=== GIVEN DATA ===
·····
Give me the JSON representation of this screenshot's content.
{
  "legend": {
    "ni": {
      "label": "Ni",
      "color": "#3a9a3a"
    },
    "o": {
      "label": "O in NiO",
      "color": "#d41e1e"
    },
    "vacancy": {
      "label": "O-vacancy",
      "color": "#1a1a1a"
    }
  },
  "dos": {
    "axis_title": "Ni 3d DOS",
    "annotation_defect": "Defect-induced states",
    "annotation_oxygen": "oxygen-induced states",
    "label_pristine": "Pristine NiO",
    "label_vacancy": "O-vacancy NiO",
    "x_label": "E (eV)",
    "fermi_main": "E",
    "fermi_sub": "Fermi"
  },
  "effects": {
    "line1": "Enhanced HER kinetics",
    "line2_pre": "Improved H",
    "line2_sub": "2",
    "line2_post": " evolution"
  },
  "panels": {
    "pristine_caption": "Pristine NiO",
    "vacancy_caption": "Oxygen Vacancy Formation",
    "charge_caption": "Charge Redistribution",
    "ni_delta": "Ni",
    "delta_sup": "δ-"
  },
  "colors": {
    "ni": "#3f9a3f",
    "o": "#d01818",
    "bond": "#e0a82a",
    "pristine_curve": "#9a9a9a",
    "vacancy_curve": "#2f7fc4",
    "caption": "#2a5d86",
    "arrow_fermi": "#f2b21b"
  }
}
·····
=== TASK INSTRUCTIONS ===
Your task is to transcribe the listing above in full, exactly as given.

=== THE SOLUTION ===
Give me the JSON representation of this screenshot's content.
{
  "legend": {
    "ni": {
      "label": "Ni",
      "color": "#3a9a3a"
    },
    "o": {
      "label": "O in NiO",
      "color": "#d41e1e"
    },
    "vacancy": {
      "label": "O-vacancy",
      "color": "#1a1a1a"
    }
  },
  "dos": {
    "axis_title": "Ni 3d DOS",
    "annotation_defect": "Defect-induced states",
    "annotation_oxygen": "oxygen-induced states",
    "label_pristine": "Pristine NiO",
    "label_vacancy": "O-vacancy NiO",
    "x_label": "E (eV)",
    "fermi_main": "E",
    "fermi_sub": "Fermi"
  },
  "effects": {
    "line1": "Enhanced HER kinetics",
    "line2_pre": "Improved H",
    "line2_sub": "2",
    "line2_post": " evolution"
  },
  "panels": {
    "pristine_caption": "Pristine NiO",
    "vacancy_caption": "Oxygen Vacancy Formation",
    "charge_caption": "Charge Redistribution",
    "ni_delta": "Ni",
    "delta_sup": "δ-"
  },
  "colors": {
    "ni": "#3f9a3f",
    "o": "#d01818",
    "bond": "#e0a82a",
    "pristine_curve": "#9a9a9a",
    "vacancy_curve": "#2f7fc4",
    "caption": "#2a5d86",
    "arrow_fermi": "#f2b21b"
  }
}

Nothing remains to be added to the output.